--- Exercise task ---
Collect every line below that contains the word "punya".

### Rows

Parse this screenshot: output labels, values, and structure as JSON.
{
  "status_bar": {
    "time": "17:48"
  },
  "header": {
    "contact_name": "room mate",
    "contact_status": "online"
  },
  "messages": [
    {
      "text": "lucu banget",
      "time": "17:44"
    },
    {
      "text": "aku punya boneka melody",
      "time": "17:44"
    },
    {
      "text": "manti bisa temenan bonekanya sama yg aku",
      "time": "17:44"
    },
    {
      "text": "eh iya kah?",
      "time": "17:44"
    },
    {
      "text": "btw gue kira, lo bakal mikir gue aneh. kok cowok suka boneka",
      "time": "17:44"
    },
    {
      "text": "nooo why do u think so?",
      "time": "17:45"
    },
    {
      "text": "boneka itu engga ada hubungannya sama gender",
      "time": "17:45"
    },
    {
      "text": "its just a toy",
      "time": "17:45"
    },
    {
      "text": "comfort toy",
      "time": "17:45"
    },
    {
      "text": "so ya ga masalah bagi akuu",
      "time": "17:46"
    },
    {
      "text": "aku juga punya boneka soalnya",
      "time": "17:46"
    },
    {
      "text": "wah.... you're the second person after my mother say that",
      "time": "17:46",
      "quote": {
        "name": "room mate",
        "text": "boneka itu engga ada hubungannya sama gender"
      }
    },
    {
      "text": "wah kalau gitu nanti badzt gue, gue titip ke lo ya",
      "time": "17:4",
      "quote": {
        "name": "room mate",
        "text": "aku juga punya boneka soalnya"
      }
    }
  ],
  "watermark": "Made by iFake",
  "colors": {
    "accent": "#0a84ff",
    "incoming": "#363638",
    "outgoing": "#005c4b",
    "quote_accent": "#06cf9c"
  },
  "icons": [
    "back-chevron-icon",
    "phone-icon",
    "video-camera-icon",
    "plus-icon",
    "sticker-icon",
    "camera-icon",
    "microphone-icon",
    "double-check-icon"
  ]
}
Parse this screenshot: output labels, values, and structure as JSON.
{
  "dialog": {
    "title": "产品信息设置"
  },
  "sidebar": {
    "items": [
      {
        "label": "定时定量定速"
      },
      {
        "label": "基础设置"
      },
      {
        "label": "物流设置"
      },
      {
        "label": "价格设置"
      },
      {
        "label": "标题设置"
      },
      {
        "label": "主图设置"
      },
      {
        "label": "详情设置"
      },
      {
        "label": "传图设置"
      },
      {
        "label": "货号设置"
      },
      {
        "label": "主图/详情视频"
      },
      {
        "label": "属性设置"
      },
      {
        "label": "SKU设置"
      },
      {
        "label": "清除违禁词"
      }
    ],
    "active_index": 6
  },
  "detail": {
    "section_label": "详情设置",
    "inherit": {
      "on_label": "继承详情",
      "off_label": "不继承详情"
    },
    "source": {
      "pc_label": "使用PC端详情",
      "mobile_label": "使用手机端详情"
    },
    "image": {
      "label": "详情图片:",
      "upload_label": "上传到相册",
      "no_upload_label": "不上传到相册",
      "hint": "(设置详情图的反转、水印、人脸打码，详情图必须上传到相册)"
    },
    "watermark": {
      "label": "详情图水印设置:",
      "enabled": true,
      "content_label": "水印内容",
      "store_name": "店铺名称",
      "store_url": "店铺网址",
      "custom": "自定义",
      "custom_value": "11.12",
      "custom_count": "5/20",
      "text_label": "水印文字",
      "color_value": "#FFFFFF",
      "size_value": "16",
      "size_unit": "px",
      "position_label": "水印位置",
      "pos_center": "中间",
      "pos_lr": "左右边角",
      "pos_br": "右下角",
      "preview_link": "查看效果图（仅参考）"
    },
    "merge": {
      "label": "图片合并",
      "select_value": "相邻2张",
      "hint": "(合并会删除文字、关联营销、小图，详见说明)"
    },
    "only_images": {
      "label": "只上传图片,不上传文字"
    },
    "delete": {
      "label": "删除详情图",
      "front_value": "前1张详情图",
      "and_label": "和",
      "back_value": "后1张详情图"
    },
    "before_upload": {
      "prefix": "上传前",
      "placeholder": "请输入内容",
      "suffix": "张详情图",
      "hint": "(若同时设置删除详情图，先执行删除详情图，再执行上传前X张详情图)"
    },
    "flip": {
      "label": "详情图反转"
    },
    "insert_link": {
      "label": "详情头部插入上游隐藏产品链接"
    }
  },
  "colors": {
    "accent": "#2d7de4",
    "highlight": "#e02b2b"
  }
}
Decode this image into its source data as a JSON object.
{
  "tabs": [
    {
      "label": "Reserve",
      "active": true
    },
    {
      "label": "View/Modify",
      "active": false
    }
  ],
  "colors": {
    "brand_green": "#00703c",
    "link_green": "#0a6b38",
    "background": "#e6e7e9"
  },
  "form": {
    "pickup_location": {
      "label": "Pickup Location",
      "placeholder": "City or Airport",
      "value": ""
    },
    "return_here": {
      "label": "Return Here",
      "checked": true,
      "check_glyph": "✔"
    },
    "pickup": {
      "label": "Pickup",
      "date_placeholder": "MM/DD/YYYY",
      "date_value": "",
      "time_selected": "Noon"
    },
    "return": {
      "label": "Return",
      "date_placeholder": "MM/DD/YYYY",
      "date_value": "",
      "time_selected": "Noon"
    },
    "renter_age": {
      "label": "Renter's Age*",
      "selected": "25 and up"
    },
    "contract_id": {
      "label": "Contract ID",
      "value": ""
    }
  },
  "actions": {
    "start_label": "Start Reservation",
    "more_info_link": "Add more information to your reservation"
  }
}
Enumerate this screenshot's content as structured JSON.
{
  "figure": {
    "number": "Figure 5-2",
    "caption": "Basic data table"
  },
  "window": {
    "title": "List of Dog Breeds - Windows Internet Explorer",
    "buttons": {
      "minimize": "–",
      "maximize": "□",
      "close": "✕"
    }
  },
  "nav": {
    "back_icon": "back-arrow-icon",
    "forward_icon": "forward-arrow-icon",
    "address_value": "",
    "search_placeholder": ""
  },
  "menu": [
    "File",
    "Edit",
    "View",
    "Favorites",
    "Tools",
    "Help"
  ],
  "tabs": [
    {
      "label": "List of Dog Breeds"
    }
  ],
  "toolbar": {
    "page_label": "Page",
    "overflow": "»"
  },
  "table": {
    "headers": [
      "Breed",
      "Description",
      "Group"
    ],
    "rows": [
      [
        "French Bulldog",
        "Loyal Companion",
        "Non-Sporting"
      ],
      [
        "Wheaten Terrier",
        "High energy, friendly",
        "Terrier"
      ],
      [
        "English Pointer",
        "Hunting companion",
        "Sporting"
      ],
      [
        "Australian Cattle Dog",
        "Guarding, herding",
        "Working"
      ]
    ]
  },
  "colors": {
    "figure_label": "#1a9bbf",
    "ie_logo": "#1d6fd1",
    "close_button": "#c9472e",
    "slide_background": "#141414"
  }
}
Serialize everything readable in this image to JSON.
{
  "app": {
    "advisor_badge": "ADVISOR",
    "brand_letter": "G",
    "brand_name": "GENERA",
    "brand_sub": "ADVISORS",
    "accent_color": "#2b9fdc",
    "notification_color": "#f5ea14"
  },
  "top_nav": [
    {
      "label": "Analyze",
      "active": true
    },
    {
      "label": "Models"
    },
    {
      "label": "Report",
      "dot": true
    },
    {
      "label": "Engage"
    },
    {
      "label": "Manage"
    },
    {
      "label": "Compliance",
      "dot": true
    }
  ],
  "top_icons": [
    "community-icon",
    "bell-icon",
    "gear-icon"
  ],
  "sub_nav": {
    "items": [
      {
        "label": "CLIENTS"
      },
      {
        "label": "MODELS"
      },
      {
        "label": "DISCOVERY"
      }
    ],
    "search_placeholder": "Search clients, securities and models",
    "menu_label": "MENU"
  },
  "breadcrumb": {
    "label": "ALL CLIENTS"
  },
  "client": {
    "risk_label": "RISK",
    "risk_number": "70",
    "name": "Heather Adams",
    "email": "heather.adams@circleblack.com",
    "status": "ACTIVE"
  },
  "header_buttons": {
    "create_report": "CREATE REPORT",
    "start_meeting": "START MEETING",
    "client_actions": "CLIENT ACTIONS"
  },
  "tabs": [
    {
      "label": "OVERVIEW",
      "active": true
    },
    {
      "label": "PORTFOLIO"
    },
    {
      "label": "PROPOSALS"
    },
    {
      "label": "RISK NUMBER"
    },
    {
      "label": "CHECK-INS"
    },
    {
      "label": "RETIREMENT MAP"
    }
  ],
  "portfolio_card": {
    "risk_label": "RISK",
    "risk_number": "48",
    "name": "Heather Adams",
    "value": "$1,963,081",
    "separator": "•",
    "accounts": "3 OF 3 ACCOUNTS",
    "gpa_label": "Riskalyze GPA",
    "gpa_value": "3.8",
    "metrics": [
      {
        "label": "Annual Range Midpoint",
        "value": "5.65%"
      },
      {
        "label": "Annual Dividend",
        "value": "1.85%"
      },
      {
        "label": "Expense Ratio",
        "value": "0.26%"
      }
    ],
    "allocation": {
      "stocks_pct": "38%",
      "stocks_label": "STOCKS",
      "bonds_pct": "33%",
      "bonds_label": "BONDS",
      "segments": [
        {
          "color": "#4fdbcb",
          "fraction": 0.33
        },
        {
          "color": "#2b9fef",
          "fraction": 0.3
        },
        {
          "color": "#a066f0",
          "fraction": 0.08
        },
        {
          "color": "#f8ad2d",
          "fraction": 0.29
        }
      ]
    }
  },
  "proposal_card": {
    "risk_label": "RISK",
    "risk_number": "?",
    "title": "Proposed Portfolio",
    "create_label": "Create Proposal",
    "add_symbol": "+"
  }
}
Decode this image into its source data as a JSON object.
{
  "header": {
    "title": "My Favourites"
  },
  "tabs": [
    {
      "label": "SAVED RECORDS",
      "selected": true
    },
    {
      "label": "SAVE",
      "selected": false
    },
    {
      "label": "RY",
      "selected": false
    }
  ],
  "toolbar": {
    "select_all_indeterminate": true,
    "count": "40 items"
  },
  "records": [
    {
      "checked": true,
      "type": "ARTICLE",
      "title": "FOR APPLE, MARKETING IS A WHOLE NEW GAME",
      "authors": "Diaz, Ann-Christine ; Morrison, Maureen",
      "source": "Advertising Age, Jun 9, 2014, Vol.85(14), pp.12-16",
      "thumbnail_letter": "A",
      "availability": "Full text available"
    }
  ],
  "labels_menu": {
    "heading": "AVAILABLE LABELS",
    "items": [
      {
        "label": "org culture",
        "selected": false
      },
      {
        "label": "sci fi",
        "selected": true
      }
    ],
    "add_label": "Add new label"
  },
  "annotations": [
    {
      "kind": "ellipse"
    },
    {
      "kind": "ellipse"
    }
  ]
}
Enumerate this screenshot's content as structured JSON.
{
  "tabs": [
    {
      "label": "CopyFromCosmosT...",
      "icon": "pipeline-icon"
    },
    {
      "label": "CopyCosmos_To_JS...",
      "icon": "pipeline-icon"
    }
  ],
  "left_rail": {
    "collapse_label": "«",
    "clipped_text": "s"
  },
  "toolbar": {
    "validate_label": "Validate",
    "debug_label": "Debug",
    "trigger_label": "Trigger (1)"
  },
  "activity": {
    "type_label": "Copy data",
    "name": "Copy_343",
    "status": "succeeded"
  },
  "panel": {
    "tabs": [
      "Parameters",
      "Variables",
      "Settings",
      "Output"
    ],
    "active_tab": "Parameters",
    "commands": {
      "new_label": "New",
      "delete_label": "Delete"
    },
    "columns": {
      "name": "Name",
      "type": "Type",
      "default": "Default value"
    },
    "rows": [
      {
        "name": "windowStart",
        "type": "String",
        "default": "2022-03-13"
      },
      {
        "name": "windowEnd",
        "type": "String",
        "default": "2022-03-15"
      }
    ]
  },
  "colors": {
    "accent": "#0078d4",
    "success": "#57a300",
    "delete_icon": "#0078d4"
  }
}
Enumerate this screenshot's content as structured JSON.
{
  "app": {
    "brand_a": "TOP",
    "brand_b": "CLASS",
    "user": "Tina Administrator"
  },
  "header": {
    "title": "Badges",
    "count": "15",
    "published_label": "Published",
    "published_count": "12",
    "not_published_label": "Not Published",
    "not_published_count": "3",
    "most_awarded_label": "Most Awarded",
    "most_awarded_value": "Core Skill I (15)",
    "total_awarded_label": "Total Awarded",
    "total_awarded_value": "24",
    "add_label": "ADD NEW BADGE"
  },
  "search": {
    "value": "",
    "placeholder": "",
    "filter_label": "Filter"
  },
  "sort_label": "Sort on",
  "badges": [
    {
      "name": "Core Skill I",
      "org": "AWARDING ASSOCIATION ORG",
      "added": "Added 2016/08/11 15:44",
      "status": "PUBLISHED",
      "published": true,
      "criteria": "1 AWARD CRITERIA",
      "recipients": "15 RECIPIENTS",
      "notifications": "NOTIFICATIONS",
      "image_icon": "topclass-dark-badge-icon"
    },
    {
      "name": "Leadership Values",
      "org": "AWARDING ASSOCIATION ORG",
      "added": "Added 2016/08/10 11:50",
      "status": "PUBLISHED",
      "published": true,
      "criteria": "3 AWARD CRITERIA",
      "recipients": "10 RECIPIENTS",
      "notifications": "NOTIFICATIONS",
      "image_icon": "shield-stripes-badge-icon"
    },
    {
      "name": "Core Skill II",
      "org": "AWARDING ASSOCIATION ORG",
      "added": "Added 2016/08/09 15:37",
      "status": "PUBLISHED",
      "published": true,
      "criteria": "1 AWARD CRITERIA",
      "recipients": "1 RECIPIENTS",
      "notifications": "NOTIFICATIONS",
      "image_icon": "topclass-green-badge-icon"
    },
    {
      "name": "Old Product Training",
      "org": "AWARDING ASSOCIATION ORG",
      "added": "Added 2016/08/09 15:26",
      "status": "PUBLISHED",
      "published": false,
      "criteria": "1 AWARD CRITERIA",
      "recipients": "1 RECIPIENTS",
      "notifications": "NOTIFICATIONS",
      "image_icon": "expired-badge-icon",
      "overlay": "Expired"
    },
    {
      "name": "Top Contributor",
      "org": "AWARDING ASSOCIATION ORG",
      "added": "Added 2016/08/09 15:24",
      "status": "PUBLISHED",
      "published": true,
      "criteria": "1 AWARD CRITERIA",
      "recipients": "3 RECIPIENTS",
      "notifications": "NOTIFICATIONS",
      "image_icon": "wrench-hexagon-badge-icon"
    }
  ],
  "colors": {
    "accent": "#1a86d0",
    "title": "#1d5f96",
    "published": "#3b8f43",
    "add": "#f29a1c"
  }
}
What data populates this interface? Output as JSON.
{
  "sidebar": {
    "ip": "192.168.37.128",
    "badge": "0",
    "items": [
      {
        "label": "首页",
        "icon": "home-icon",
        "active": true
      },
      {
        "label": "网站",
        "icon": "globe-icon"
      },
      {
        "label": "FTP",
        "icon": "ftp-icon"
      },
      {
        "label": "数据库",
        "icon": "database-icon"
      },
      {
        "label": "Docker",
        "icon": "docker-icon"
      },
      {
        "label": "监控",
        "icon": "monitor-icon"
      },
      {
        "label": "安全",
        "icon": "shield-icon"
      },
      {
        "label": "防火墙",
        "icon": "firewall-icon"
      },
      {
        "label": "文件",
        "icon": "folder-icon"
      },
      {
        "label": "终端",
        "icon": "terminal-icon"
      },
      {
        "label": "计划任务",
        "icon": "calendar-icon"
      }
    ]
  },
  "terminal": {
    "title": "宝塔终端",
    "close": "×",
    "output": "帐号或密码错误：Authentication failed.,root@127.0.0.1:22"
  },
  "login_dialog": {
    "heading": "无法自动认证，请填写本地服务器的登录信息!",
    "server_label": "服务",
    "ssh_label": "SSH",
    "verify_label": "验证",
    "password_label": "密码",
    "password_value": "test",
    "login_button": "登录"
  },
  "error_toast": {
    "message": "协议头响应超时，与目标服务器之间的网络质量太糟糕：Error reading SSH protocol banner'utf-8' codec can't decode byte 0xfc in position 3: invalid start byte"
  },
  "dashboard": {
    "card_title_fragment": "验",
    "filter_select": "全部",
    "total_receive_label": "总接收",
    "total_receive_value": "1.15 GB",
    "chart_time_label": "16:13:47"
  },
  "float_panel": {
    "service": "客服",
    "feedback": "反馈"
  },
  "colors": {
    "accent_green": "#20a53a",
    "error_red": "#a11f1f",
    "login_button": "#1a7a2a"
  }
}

######

--- Solution ---
      "text": "aku punya boneka melody",
      "text": "aku juga punya boneka soalnya",
        "text": "aku juga punya boneka soalnya"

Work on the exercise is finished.